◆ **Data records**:
◆ ◆ ◆ ◆ ◆
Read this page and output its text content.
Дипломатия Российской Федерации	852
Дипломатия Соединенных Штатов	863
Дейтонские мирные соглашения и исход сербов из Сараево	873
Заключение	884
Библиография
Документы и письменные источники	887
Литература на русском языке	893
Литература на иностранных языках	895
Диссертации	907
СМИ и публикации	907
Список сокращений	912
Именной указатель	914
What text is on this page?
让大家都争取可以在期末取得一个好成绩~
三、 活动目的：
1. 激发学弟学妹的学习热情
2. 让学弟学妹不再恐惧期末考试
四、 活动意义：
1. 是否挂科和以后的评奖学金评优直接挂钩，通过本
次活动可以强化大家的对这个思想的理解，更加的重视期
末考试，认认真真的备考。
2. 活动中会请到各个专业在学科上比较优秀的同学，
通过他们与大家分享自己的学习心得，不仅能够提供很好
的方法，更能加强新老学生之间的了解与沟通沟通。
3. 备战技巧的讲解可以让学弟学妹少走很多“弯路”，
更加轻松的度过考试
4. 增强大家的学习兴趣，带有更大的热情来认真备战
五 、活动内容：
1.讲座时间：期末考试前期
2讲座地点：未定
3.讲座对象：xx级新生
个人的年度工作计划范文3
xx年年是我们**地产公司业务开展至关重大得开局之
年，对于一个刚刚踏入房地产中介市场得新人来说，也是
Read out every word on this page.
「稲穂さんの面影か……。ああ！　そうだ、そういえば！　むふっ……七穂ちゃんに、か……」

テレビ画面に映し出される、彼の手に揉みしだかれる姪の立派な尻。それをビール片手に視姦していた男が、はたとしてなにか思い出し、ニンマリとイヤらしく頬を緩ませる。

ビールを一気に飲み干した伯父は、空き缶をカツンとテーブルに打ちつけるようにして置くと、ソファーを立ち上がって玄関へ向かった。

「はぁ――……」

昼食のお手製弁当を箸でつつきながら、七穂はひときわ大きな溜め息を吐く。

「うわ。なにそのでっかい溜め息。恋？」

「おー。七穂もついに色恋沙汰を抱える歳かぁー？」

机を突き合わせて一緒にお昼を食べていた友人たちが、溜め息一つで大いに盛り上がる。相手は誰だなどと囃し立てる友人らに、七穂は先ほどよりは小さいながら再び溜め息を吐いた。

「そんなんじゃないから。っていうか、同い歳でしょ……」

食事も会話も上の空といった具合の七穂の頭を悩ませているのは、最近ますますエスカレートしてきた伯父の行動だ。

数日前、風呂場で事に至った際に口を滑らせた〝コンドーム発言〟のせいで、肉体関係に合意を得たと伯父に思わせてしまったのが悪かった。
◆ ◆ ◆ ◆ ◆
◆ **TO DO**:
Copy each line in the data that holds the word "page".

◆ **SOLUTION TO THE EXERCISE**:
Read this page and output its text content.
What text is on this page?
Read out every word on this page.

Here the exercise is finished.